__作業内容__:
• A. デファレンシャルギアについての文章にある次の一文を英語に訳しなさい。「ところが、このデファレンシャルギアには弱点があって、片輪がスピンした場合にはもう片輪に駆動力が伝わらなくなってしまい、車が力強く前に進まなくなるのです。」
• B. デファレンシャルギアについての文章を、最後の文の次から書き継ぎなさい。

__読解文__:
_ _ _ _ _ _ _
デファレンシャルギア(差動装置)の動作を、機械式ではなく電子油圧制御することにより、旋回性能とトラクション性能を向上させるために開発されました。
そもそもデファレンシャルギアですが、これはオープンデフとかデフギアとかデフと呼ばれます。
フルタイム4WDの車では、通常、フロントとセンターとリアの3か所に使用されます。センターのデファレンシャルギアは前輪と後輪をつなぐプロペラシャフトの中間に取り付けられています。
デファレンシャルギアの働きは、たとえば前輪で考えると、コーナリング中に発生する左右のタイヤの回転差を調節する役目を果たします。コーナリング中は当然外側のタイヤのほうが回転量が多くなりますが、左右が直結していたら動きがぎくしゃくしてしまいます。
そこで、間にデファレンシャルギアを置き、数多くのギアの時間差による動きで左右の回転差を調節します。
ところが、このデファレンシャルギアには弱点があって、片輪がスピンした場合にはもう片輪に駆動力が伝わらなくなってしまい、車が力強く前に進まなくなるのです。
そこで開発されたのがリミテッドスリップデフ(LSD)です。これにより、片輪が空転した際にももう片輪に駆動力が伝わり、力強いコーナリングが可能になります。
しかし、リミテッドスリップデフにはロスがあります。エンジンの駆動力がロスなくタイヤに伝わらないのです。※FRでドリフト走行するには最適の装置ですが
このロスを極限まで切り詰め、エンジン駆動力をロスなく最大限タイヤに伝えるために開発されたのが三菱自動車のアクティブヨーコントロール(AYC)です。
_ _ _ _ _ _ _
__データ部分__:
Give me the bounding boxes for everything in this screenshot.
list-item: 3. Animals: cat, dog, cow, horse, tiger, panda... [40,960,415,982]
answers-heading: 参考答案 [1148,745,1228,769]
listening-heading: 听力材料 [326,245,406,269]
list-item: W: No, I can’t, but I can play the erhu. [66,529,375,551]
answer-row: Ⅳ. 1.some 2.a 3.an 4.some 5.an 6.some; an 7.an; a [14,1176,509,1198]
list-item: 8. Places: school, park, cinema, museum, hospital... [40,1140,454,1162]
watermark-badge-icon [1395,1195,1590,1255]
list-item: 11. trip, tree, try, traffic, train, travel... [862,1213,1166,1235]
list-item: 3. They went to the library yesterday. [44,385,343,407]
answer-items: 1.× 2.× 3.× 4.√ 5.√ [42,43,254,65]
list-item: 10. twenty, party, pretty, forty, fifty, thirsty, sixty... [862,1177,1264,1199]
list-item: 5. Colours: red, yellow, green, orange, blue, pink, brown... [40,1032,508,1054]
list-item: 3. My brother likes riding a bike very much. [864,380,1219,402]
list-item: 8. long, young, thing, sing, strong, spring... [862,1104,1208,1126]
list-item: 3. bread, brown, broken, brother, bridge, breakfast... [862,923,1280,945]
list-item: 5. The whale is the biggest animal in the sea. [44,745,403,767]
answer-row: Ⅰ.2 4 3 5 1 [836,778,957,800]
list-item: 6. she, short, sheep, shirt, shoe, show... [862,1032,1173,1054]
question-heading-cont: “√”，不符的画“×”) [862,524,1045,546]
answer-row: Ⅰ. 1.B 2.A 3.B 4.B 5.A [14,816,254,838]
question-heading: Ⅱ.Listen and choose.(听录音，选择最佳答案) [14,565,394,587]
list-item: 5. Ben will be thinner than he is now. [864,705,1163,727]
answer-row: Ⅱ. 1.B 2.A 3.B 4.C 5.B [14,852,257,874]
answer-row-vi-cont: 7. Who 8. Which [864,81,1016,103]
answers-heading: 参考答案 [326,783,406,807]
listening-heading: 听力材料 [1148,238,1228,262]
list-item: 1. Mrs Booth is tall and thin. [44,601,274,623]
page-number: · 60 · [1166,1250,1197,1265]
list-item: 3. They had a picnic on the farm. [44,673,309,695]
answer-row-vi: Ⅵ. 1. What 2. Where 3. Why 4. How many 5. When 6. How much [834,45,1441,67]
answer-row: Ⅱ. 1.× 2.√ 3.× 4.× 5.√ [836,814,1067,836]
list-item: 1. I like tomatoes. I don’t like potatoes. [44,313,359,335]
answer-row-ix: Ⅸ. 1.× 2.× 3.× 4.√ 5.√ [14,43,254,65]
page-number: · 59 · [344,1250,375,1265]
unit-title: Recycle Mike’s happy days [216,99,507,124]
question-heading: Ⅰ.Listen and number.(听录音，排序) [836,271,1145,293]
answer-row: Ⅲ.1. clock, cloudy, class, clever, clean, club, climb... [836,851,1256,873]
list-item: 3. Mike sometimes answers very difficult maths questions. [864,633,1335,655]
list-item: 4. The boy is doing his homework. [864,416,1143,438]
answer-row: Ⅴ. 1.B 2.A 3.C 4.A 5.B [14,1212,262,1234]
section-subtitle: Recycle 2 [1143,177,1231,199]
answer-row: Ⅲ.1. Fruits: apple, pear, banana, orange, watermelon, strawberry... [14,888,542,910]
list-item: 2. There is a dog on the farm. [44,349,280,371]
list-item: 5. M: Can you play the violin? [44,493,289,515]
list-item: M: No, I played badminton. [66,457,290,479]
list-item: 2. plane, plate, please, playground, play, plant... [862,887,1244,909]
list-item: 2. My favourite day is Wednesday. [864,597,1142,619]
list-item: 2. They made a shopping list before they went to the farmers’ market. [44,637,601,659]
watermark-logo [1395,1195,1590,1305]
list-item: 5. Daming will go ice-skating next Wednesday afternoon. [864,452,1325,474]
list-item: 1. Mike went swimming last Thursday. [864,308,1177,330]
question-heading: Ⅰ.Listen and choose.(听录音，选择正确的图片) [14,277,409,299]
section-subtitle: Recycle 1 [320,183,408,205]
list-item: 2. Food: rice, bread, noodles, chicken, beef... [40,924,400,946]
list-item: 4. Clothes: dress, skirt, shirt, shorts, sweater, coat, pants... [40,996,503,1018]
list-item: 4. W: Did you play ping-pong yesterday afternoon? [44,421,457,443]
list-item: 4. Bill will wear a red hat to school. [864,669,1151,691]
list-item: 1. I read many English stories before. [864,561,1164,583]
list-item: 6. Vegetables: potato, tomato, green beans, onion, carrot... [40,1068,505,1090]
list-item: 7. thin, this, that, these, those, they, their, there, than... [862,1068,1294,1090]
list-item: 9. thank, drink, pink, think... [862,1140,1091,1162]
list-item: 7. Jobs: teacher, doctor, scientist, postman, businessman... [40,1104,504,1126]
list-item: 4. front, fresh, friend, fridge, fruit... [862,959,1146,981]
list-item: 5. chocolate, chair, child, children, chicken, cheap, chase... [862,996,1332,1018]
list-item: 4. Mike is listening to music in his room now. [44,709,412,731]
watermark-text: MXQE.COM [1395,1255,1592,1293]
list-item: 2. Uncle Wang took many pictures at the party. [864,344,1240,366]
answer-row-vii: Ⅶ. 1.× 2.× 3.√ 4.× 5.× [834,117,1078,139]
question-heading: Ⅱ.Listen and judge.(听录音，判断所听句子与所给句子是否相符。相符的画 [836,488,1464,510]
_ _ _ _ _ _ _
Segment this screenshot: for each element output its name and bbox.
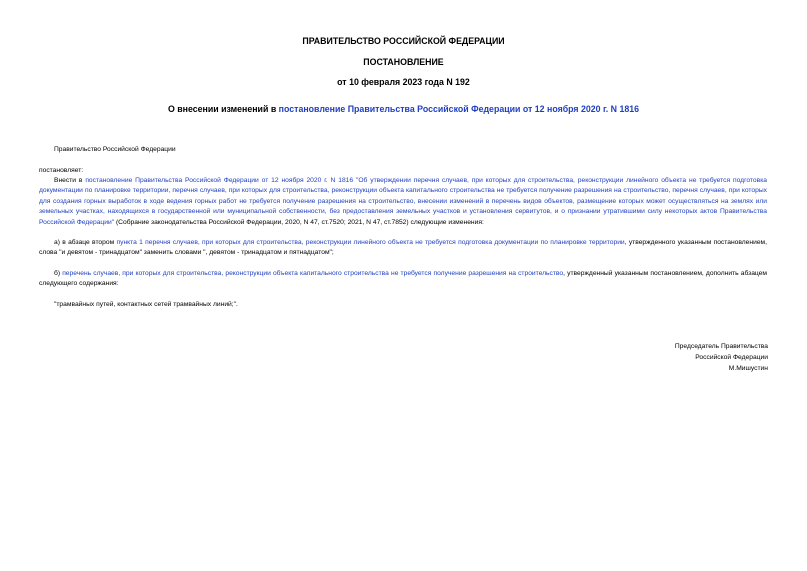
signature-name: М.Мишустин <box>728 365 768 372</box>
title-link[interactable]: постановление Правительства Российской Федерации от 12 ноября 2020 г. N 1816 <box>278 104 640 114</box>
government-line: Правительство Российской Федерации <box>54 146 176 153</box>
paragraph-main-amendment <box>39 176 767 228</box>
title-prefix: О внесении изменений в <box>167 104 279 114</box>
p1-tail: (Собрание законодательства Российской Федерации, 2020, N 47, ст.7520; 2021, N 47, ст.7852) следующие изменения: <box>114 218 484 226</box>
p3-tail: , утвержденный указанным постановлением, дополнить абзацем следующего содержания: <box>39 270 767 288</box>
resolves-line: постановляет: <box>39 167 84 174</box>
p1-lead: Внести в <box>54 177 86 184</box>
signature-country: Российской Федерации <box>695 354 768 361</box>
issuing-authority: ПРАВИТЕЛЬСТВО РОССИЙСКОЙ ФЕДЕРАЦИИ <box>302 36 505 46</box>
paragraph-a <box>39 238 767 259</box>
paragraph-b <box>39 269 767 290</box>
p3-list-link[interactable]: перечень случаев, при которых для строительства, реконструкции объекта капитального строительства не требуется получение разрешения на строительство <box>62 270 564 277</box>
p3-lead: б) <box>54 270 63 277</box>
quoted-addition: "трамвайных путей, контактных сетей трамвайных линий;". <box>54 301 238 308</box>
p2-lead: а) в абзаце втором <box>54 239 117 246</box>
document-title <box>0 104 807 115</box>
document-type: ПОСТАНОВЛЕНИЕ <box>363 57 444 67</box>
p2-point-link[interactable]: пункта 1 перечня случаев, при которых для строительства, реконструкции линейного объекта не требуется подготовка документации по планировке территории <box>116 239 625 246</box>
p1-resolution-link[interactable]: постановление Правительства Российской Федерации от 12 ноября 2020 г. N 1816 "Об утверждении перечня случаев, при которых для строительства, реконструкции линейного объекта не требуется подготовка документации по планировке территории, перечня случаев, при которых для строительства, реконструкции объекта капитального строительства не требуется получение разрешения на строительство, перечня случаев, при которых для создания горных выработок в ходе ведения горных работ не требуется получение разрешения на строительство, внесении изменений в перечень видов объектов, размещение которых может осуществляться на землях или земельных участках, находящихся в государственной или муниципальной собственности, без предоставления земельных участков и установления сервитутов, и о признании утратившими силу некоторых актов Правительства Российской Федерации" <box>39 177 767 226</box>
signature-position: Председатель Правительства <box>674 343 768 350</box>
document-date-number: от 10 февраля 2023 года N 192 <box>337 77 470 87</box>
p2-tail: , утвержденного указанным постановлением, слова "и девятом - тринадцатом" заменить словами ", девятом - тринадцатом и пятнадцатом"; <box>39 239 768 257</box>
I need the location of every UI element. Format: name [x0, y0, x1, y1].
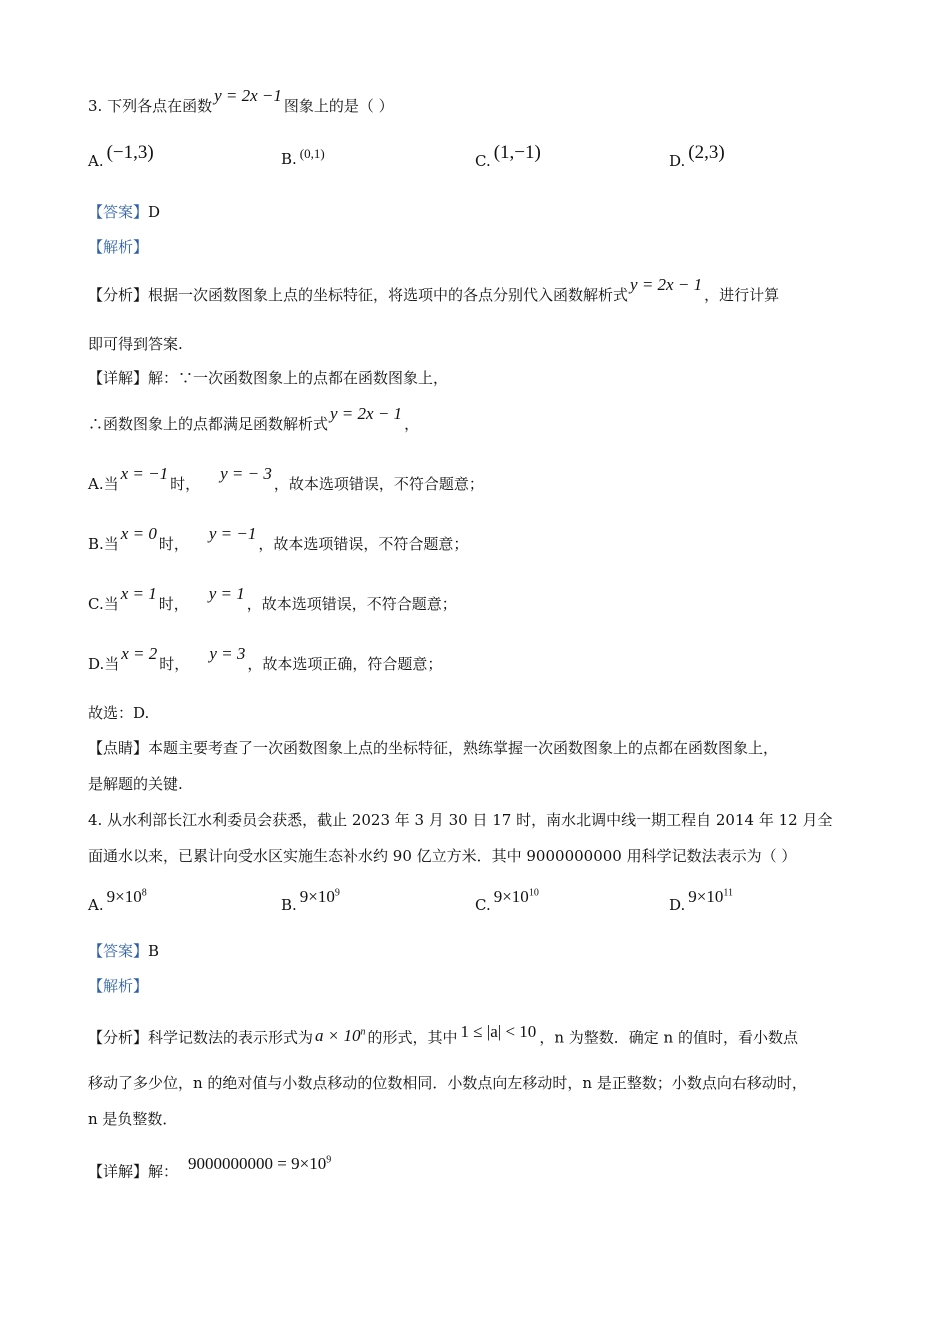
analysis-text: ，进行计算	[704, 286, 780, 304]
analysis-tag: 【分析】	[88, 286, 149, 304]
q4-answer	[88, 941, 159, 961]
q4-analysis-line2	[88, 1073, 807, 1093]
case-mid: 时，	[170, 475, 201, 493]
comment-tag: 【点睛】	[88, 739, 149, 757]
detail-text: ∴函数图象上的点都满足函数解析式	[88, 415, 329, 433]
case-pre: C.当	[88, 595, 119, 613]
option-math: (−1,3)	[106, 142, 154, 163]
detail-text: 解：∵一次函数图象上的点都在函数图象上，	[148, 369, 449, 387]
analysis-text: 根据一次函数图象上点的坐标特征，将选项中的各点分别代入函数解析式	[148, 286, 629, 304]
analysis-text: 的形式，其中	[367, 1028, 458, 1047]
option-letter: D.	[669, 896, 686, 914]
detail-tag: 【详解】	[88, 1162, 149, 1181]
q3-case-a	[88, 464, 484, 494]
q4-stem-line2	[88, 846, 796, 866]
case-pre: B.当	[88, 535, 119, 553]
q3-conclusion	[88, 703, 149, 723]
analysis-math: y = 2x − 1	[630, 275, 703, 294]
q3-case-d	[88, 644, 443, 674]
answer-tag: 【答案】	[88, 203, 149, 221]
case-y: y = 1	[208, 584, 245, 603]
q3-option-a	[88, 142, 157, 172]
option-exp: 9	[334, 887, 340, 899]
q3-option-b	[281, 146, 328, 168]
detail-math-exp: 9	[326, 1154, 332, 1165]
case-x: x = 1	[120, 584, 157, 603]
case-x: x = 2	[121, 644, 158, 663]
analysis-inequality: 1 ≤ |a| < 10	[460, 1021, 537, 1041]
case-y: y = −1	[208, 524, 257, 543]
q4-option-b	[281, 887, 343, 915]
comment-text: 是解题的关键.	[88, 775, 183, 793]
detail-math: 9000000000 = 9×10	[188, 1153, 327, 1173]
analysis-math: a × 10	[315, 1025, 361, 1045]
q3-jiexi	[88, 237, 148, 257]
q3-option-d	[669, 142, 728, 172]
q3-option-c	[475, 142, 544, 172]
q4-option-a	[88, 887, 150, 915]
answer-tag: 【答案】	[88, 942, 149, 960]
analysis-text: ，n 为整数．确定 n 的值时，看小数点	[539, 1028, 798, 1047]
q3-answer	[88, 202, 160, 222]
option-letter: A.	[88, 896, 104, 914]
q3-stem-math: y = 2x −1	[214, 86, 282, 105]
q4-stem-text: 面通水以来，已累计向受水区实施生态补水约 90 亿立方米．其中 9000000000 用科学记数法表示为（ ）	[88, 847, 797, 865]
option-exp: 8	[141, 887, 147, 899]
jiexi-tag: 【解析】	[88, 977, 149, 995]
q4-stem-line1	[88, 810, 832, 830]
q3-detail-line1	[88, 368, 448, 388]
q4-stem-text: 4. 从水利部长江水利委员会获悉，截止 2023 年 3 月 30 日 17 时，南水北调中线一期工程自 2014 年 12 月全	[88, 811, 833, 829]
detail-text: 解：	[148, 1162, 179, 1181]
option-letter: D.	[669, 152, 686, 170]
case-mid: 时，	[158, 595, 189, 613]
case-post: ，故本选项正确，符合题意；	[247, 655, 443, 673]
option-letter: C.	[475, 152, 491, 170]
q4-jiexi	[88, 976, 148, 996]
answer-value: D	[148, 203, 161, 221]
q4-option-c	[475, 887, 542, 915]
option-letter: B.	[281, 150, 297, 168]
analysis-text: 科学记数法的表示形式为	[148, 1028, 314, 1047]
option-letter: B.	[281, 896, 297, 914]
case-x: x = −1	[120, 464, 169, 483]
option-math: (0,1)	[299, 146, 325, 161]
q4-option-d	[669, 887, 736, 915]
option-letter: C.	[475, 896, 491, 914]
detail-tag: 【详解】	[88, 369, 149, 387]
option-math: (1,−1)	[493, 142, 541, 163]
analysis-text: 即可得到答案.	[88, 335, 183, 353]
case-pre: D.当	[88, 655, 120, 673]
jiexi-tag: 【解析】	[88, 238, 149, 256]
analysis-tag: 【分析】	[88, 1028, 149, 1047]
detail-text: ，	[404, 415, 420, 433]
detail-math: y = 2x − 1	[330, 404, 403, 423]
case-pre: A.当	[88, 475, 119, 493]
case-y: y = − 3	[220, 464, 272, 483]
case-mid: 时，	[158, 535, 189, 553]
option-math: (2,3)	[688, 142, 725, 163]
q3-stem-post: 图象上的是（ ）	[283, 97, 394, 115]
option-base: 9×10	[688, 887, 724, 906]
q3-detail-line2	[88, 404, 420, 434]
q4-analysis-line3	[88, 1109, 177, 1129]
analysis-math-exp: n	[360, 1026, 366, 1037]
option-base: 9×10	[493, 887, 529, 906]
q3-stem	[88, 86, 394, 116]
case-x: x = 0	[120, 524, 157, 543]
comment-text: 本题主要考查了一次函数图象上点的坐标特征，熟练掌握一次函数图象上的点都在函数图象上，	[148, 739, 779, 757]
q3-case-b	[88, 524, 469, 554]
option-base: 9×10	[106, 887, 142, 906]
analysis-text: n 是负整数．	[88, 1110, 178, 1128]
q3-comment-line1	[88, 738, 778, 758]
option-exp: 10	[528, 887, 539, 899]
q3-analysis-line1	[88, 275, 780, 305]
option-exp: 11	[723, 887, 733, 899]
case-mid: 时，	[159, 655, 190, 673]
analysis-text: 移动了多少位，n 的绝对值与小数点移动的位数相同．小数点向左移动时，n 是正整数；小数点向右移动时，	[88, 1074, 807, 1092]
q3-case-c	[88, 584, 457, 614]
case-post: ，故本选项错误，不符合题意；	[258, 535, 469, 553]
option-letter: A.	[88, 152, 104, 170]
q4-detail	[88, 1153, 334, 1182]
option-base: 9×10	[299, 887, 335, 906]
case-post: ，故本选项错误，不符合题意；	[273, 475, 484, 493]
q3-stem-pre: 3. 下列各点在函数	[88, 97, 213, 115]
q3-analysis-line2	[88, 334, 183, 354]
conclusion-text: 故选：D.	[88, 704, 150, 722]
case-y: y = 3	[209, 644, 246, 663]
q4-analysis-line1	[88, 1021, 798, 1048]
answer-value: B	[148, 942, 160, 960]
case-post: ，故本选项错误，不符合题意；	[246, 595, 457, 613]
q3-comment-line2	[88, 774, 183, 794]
_ _ _ _ _ _ _
__各問の解答__:
• A. However, this differential gear has a weakness: when one wheel spins, drive force no longer reaches the other wheel, and the car can no longer move forward with power.

• B.
ランサーエボリューションやアウトランダーなどに採用されています。
アクティブヨーコントロール(AYC)の仕組み・構造
三菱自動車のアクティブヨーコントロール(AYC)は、ハンドル角・ヨーレイト・駆動トルク・ブレーキ圧・車輪スピードなどをセンサーで検知し、これを元にその時点での車両挙動を正確に把握します。
つまり、ドライバーの操作意図を瞬時に読み解くわけです。これを元に、ドライバーの意図に忠実な車両挙動となるよう左右のタイヤに伝わる駆動力・制動力を油圧ポンプの働きでクラッチ制御します。
これにより、高い旋回性能と走行安定性を実現しています。
具体的には、たとえば左にコーナリングする際、内側(左)のタイヤの駆動力を、油圧クラッチの働きにより、外側(右)のタイヤに移動させます。すると、外側のタイヤは通常のデファレンシャルによる駆動配分の2倍の駆動力を得ることになり、パワフルなコーナリングが可能になります。
たとえばリミテッドスリップデフがついたデファレンシャルギアの場合、エンジンからの駆動力が100とすると、原則、これを左右のタイヤに均等に分配し、片輪がスリップしても、本来もう片輪に分配されるはずの50の駆動力を確保してタイヤを回転させます。
しかし、アクティブヨーコントロールの場合、エンジンからの駆動力の100を、外側のタイヤに全部配分させてしまうのです。クラッチの操作でこれは実現します。これにより、LSDの場合に比べてより強力なパワーでコーナーを走り抜けることが可能になります。また、4WDに特有のコーナリング中のぎくしゃくした感じがなくなり、FRかそれ以上の高速コーナリングが可能になります。
ただし、アクティブヨーコントロール(AYC)にも弱点があり、それは、この装置はアクセルONでしか作動しないことです。アクセルを戻した状態ではこの装置は作動しないので、コーナリングの状況によっては、この装置があっても何のメリットも得られないケースが出てきます。
スーパーアクティブヨーコントロール(スーパーAYC)の仕組み・構造
アクティブヨーコントロール(AYC)の上記のような弱点を克服したのがスーパーアクティブヨーコントロール(スーパーAYC)です。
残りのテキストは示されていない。